***** EXTRACTED RECORDS

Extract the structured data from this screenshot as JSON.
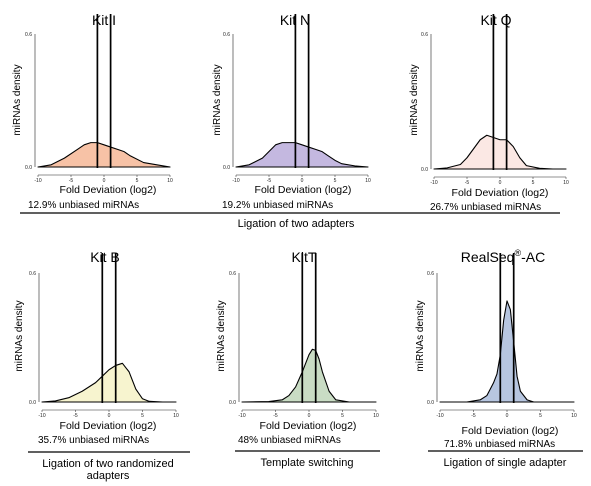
{
  "figure": {
    "groups": [
      {
        "label": "Ligation of two adapters"
      },
      {
        "label": "Ligation of two randomized adapters"
      },
      {
        "label": "Template switching"
      },
      {
        "label": "Ligation of single adapter"
      }
    ]
  },
  "chart_data": [
    {
      "type": "area",
      "title": "Kit I",
      "xlabel": "Fold Deviation (log2)",
      "ylabel": "miRNAs density",
      "caption": "12.9% unbiased miRNAs",
      "fill": "#f7c2a6",
      "vlines": [
        -1,
        1
      ],
      "xlim": [
        -10,
        10
      ],
      "ylim": [
        0,
        0.6
      ],
      "xticks": [
        -10,
        -5,
        0,
        5,
        10
      ],
      "xtick_labels": [
        "-10",
        "-5",
        "0",
        "5",
        "10"
      ],
      "yticks": [
        0,
        0.6
      ],
      "series": [
        {
          "x": [
            -10,
            -8,
            -6,
            -4,
            -3,
            -2,
            -1,
            0,
            1,
            2,
            3,
            4,
            6,
            8,
            10
          ],
          "y": [
            0.0,
            0.01,
            0.04,
            0.08,
            0.1,
            0.11,
            0.11,
            0.1,
            0.09,
            0.08,
            0.07,
            0.05,
            0.02,
            0.01,
            0.0
          ]
        }
      ]
    },
    {
      "type": "area",
      "title": "Kit N",
      "xlabel": "Fold Deviation (log2)",
      "ylabel": "miRNAs density",
      "caption": "19.2% unbiased miRNAs",
      "fill": "#c4b8e0",
      "vlines": [
        -1,
        1
      ],
      "xlim": [
        -10,
        10
      ],
      "ylim": [
        0,
        0.6
      ],
      "xticks": [
        -10,
        -5,
        0,
        5,
        10
      ],
      "xtick_labels": [
        "-10",
        "-5",
        "0",
        "5",
        "10"
      ],
      "yticks": [
        0,
        0.6
      ],
      "series": [
        {
          "x": [
            -10,
            -8,
            -6,
            -5,
            -4,
            -3,
            -2,
            -1,
            0,
            1,
            2,
            3,
            4,
            5,
            6,
            8,
            10
          ],
          "y": [
            0.0,
            0.01,
            0.04,
            0.07,
            0.1,
            0.11,
            0.11,
            0.11,
            0.1,
            0.09,
            0.08,
            0.07,
            0.05,
            0.03,
            0.015,
            0.005,
            0.0
          ]
        }
      ]
    },
    {
      "type": "area",
      "title": "Kit Q",
      "xlabel": "Fold Deviation (log2)",
      "ylabel": "miRNAs density",
      "caption": "26.7% unbiased miRNAs",
      "fill": "#fbe8e4",
      "vlines": [
        -1,
        1
      ],
      "xlim": [
        -10,
        10
      ],
      "ylim": [
        0,
        0.6
      ],
      "xticks": [
        -10,
        -5,
        0,
        5,
        10
      ],
      "xtick_labels": [
        "-10",
        "-5",
        "0",
        "5",
        "10"
      ],
      "yticks": [
        0,
        0.6
      ],
      "series": [
        {
          "x": [
            -10,
            -8,
            -6,
            -5,
            -4,
            -3,
            -2,
            -1,
            0,
            1,
            2,
            3,
            4,
            6,
            8,
            10
          ],
          "y": [
            0.0,
            0.005,
            0.02,
            0.05,
            0.09,
            0.13,
            0.15,
            0.14,
            0.13,
            0.13,
            0.1,
            0.05,
            0.015,
            0.003,
            0.0,
            0.0
          ]
        }
      ]
    },
    {
      "type": "area",
      "title": "Kit B",
      "xlabel": "Fold Deviation (log2)",
      "ylabel": "miRNAs density",
      "caption": "35.7% unbiased miRNAs",
      "fill": "#f7f4cf",
      "vlines": [
        -1,
        1
      ],
      "xlim": [
        -10,
        10
      ],
      "ylim": [
        0,
        0.6
      ],
      "xticks": [
        -10,
        -5,
        0,
        5,
        10
      ],
      "xtick_labels": [
        "-10",
        "-5",
        "0",
        "5",
        "10"
      ],
      "yticks": [
        0,
        0.6
      ],
      "series": [
        {
          "x": [
            -10,
            -8,
            -6,
            -4,
            -2,
            -1,
            0,
            1,
            2,
            3,
            4,
            5,
            6,
            8,
            10
          ],
          "y": [
            0.0,
            0.005,
            0.02,
            0.05,
            0.09,
            0.12,
            0.15,
            0.17,
            0.18,
            0.14,
            0.06,
            0.015,
            0.003,
            0.0,
            0.0
          ]
        }
      ]
    },
    {
      "type": "area",
      "title": "KitT",
      "xlabel": "Fold Deviation (log2)",
      "ylabel": "miRNAs density",
      "caption": "48% unbiased miRNAs",
      "fill": "#c9dcc4",
      "vlines": [
        -1,
        1
      ],
      "xlim": [
        -10,
        10
      ],
      "ylim": [
        0,
        0.6
      ],
      "xticks": [
        -10,
        -5,
        0,
        5,
        10
      ],
      "xtick_labels": [
        "-10",
        "-5",
        "0",
        "5",
        "10"
      ],
      "yticks": [
        0,
        0.6
      ],
      "series": [
        {
          "x": [
            -10,
            -6,
            -4,
            -3,
            -2,
            -1,
            0,
            0.5,
            1,
            1.5,
            2,
            3,
            4,
            6,
            10
          ],
          "y": [
            0.0,
            0.002,
            0.01,
            0.03,
            0.07,
            0.14,
            0.22,
            0.245,
            0.24,
            0.2,
            0.14,
            0.05,
            0.01,
            0.0,
            0.0
          ]
        }
      ]
    },
    {
      "type": "area",
      "title": "RealSeq",
      "title_superscript": "®",
      "title_suffix": "-AC",
      "xlabel": "Fold Deviation (log2)",
      "ylabel": "miRNAs density",
      "caption": "71.8% unbiased miRNAs",
      "fill": "#b7c6e0",
      "vlines": [
        -1,
        1
      ],
      "xlim": [
        -10,
        10
      ],
      "ylim": [
        0,
        0.6
      ],
      "xticks": [
        -10,
        -5,
        0,
        5,
        10
      ],
      "xtick_labels": [
        "-10",
        "-5",
        "0",
        "5",
        "10"
      ],
      "yticks": [
        0,
        0.6
      ],
      "series": [
        {
          "x": [
            -10,
            -6,
            -4,
            -3,
            -2.5,
            -2,
            -1.5,
            -1,
            -0.5,
            0,
            0.5,
            1,
            1.5,
            2,
            3,
            4,
            10
          ],
          "y": [
            0.0,
            0.0,
            0.01,
            0.03,
            0.06,
            0.09,
            0.13,
            0.22,
            0.38,
            0.47,
            0.43,
            0.28,
            0.12,
            0.05,
            0.01,
            0.0,
            0.0
          ]
        }
      ]
    }
  ]
}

**********

PROMPT
Extract every line above that contains the word "adapters".

SOLUTION FOR THIS PROBLEM
        "label": "Ligation of two adapters"
        "label": "Ligation of two randomized adapters"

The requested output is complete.